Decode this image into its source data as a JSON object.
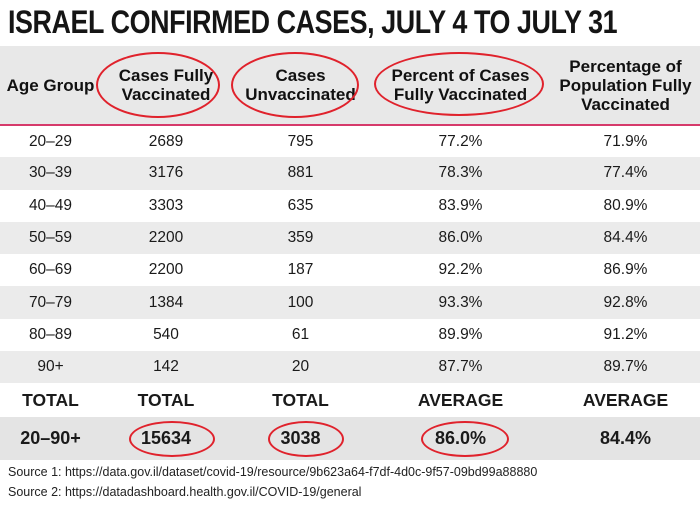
{
  "title": "ISRAEL CONFIRMED CASES, JULY 4 TO JULY 31",
  "chart_data": {
    "type": "table",
    "title": "ISRAEL CONFIRMED CASES, JULY 4 TO JULY 31",
    "columns": [
      {
        "line1": "Age Group",
        "line2": "",
        "line3": ""
      },
      {
        "line1": "Cases Fully",
        "line2": "Vaccinated",
        "line3": ""
      },
      {
        "line1": "Cases",
        "line2": "Unvaccinated",
        "line3": ""
      },
      {
        "line1": "Percent of Cases",
        "line2": "Fully Vaccinated",
        "line3": ""
      },
      {
        "line1": "Percentage of",
        "line2": "Population Fully",
        "line3": "Vaccinated"
      }
    ],
    "rows": [
      [
        "20–29",
        "2689",
        "795",
        "77.2%",
        "71.9%"
      ],
      [
        "30–39",
        "3176",
        "881",
        "78.3%",
        "77.4%"
      ],
      [
        "40–49",
        "3303",
        "635",
        "83.9%",
        "80.9%"
      ],
      [
        "50–59",
        "2200",
        "359",
        "86.0%",
        "84.4%"
      ],
      [
        "60–69",
        "2200",
        "187",
        "92.2%",
        "86.9%"
      ],
      [
        "70–79",
        "1384",
        "100",
        "93.3%",
        "92.8%"
      ],
      [
        "80–89",
        "540",
        "61",
        "89.9%",
        "91.2%"
      ],
      [
        "90+",
        "142",
        "20",
        "87.7%",
        "89.7%"
      ]
    ],
    "summary_labels": [
      "TOTAL",
      "TOTAL",
      "TOTAL",
      "AVERAGE",
      "AVERAGE"
    ],
    "summary_values": [
      "20–90+",
      "15634",
      "3038",
      "86.0%",
      "84.4%"
    ],
    "highlight_color": "#e0222c",
    "header_rule_color": "#d63a6b"
  },
  "sources": {
    "source1": "Source 1: https://data.gov.il/dataset/covid-19/resource/9b623a64-f7df-4d0c-9f57-09bd99a88880",
    "source2": "Source 2: https://datadashboard.health.gov.il/COVID-19/general"
  }
}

┄┄┄┄┄┄┄┄┄┄

Task instructions
Read the entries and pick out all lines that include the word "CONFIRMED".

The completed task
  "title": "ISRAEL CONFIRMED CASES, JULY 4 TO JULY 31",
    "title": "ISRAEL CONFIRMED CASES, JULY 4 TO JULY 31",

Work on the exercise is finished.